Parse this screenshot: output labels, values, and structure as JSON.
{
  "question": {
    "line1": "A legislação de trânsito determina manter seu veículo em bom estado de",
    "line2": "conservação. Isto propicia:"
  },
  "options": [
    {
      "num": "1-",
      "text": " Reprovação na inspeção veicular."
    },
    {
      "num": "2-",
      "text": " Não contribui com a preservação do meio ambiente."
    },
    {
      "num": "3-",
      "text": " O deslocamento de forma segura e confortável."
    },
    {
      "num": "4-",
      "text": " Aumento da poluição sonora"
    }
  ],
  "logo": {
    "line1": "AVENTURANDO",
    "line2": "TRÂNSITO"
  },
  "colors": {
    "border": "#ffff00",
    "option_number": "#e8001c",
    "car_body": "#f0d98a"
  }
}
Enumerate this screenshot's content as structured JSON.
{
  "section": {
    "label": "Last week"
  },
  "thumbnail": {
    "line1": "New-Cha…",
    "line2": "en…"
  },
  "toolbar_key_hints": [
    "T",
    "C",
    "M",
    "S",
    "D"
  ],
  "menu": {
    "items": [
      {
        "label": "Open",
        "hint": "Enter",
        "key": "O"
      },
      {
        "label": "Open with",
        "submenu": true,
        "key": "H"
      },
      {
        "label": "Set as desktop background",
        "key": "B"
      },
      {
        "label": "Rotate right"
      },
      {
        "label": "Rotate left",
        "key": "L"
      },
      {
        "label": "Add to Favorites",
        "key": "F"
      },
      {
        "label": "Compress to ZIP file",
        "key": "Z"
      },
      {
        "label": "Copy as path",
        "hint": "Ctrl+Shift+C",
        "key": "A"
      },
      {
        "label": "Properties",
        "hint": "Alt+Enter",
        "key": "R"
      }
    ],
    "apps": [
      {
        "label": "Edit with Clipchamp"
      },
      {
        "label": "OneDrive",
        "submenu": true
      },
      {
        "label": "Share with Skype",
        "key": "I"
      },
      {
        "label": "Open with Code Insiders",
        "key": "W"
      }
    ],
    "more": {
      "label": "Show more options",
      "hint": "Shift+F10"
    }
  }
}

◇ ◇ ◇

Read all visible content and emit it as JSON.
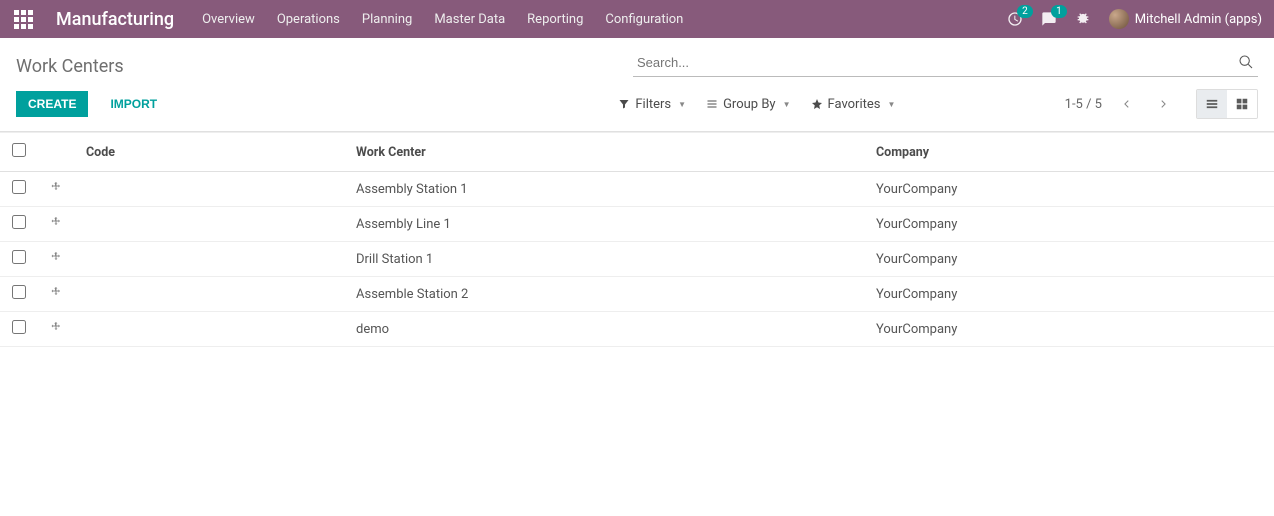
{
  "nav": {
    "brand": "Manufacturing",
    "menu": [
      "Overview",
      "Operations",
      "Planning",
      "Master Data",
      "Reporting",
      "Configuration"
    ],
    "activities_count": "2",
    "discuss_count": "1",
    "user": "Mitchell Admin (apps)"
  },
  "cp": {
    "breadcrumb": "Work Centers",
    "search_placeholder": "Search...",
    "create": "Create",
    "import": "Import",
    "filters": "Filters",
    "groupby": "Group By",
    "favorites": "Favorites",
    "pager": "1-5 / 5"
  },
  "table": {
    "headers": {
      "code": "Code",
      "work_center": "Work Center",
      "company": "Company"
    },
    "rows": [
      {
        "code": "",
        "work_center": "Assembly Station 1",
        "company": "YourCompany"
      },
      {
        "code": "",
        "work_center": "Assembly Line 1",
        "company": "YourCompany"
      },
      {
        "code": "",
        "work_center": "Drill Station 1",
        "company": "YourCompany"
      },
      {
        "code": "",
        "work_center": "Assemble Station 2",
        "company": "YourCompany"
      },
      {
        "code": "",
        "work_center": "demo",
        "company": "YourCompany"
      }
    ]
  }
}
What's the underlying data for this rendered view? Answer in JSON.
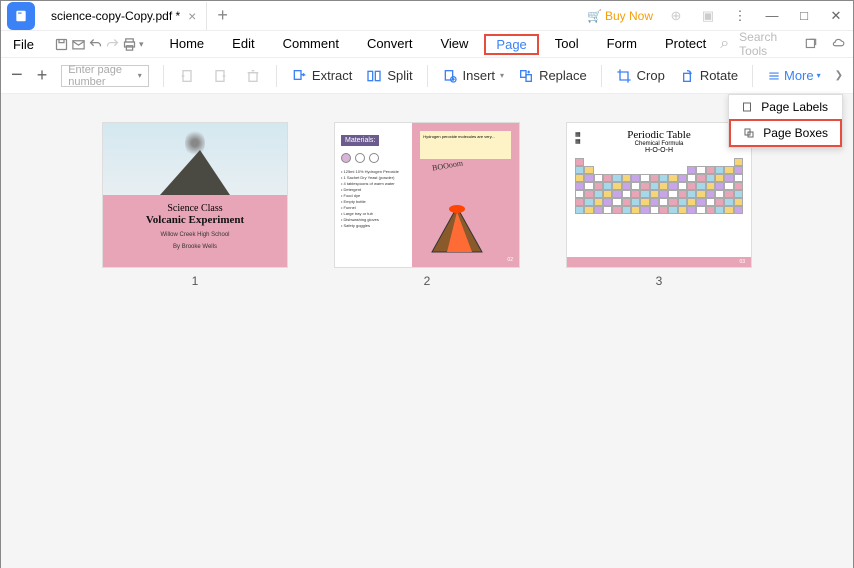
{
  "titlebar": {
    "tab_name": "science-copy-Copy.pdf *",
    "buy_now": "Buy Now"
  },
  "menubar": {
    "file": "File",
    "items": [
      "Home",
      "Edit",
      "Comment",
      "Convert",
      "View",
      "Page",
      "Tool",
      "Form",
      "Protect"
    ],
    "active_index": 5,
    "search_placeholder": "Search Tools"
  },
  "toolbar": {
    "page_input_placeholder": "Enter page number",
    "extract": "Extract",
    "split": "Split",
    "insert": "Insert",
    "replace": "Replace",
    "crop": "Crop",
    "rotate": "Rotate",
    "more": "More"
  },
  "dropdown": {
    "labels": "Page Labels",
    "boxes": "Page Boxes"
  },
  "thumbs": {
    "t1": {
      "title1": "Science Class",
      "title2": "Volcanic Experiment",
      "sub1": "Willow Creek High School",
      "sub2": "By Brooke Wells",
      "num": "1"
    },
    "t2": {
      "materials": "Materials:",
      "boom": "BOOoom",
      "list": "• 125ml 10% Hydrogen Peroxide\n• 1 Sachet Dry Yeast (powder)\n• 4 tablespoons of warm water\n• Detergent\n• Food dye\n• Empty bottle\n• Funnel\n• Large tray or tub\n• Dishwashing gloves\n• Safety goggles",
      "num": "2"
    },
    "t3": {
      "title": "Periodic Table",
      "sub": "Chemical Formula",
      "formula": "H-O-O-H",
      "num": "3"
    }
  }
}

◇ ◇ ◇

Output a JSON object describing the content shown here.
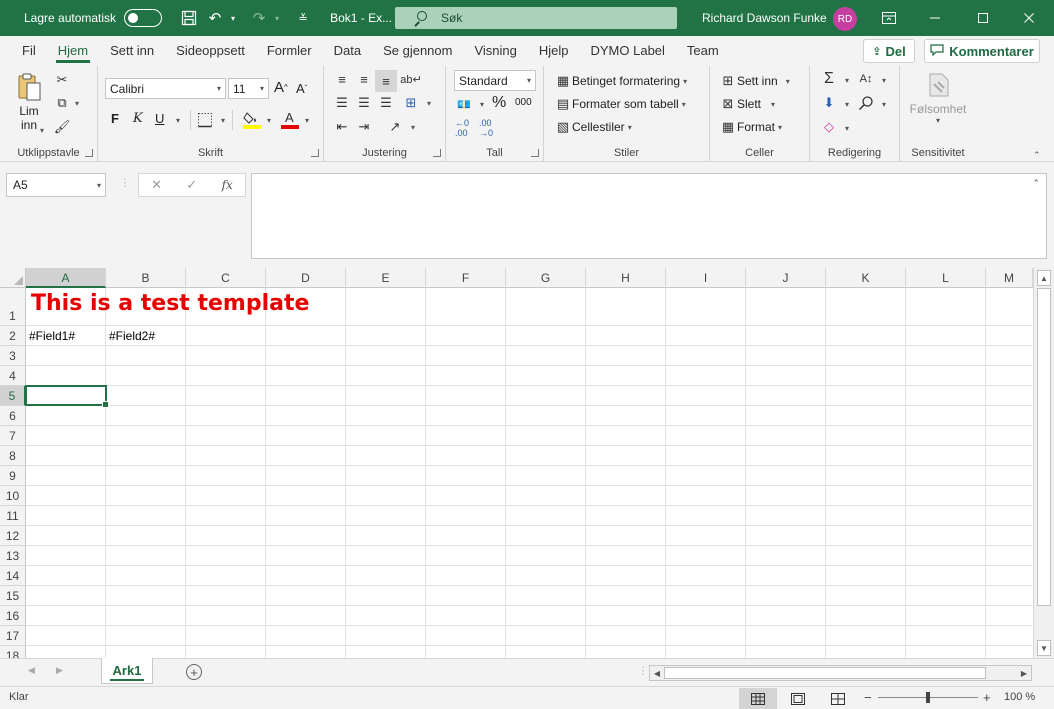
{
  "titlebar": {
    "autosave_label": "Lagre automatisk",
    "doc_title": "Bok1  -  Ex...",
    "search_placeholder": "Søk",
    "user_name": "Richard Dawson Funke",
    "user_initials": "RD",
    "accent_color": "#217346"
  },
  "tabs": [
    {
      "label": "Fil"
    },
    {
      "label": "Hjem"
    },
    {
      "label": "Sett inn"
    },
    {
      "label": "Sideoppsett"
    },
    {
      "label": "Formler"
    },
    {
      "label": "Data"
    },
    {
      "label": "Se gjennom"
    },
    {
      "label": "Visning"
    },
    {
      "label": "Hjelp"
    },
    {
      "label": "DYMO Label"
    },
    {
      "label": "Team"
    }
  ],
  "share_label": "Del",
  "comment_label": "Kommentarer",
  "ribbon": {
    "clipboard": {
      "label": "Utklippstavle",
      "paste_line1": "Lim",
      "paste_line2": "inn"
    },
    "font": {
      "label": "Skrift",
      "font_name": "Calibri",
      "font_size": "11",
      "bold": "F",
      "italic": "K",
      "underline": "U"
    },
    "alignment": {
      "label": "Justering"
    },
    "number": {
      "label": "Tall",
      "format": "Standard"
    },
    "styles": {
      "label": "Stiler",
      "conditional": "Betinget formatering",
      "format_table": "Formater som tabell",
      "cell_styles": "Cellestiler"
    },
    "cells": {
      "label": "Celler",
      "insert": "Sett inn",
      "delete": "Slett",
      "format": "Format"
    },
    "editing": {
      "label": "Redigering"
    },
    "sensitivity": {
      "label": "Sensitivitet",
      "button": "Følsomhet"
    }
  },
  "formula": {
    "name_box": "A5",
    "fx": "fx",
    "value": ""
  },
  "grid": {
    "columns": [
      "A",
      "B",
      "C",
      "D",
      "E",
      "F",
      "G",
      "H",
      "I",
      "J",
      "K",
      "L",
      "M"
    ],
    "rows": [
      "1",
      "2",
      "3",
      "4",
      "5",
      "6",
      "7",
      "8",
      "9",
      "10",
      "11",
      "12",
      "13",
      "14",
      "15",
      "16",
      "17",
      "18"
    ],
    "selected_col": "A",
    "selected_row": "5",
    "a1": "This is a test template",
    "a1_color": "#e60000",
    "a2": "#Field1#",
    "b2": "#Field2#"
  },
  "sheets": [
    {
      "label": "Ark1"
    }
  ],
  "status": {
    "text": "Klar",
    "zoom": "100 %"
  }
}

◇ ◇ ◇

Task requirements -> Give the number of lines above in which the word "Copy" occurs, with nothing else.

Output of the task -> 2